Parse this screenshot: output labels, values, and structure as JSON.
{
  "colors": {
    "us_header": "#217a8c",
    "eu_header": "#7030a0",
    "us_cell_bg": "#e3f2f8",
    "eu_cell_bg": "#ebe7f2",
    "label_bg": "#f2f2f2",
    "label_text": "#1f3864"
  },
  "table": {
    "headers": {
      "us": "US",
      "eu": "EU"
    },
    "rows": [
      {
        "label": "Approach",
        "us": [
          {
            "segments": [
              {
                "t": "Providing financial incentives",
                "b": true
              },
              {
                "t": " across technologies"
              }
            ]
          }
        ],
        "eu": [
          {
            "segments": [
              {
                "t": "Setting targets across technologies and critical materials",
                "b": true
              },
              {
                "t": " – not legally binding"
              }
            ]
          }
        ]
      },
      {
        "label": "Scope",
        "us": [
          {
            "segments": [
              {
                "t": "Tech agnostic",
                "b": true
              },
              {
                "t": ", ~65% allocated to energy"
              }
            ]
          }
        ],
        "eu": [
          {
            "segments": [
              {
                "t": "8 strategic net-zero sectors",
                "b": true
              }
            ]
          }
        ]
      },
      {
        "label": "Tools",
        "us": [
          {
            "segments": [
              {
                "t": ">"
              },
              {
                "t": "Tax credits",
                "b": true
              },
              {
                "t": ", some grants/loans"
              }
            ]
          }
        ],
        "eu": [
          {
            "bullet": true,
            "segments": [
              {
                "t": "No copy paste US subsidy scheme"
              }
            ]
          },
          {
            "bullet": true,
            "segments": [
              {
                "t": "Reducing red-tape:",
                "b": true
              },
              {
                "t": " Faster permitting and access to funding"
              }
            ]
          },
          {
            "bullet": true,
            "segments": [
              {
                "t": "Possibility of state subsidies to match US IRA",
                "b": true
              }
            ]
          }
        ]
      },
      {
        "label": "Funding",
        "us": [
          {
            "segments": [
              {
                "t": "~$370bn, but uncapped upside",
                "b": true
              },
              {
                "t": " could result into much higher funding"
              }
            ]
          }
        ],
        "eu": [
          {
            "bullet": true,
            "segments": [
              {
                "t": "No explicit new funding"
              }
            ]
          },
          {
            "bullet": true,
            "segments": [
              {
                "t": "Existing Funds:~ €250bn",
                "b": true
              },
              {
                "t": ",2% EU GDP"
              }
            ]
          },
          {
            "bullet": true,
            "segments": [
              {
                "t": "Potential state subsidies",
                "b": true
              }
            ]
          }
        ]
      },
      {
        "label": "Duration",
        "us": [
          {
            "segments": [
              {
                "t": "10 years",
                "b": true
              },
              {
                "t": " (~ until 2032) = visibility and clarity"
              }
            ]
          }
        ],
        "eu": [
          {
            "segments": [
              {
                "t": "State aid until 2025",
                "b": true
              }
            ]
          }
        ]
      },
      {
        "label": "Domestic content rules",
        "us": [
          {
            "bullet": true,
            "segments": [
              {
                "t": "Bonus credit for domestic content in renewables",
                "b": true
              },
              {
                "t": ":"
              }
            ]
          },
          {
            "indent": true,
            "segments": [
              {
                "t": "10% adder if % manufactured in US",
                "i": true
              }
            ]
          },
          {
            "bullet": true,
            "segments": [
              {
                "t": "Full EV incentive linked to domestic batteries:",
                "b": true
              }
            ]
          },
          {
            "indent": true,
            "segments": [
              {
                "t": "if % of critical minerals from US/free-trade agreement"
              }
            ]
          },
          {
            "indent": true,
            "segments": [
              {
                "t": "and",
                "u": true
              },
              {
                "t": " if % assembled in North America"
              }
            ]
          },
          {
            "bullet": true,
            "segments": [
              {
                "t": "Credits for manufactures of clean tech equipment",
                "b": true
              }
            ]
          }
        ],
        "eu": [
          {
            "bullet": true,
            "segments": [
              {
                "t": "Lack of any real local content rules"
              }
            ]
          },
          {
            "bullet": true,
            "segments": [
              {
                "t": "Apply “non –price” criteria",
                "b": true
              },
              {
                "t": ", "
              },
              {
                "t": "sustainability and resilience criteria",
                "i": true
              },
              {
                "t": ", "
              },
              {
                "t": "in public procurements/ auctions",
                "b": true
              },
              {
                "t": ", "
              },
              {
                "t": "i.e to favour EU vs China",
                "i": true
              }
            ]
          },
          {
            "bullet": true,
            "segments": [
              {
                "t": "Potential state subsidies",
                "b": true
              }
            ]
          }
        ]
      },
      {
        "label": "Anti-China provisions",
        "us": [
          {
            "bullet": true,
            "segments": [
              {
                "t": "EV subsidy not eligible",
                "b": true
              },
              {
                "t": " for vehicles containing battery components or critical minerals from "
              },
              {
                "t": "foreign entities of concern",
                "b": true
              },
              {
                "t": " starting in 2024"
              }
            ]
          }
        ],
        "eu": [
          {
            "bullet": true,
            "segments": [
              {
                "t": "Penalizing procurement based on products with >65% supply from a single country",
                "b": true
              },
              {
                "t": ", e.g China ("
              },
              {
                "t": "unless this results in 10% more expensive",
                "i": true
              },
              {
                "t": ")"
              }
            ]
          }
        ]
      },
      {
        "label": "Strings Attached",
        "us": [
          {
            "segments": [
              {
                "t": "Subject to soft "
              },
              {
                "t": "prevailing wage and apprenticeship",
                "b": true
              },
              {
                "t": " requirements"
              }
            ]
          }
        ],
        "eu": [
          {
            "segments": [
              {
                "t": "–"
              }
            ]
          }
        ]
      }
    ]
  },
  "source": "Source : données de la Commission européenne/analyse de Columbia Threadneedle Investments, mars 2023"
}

◆ GIVEN PROBLEM
How many lines in these entries contain the string "until"? State the number and nothing more.

◆ EXERCISE RESPONSE
2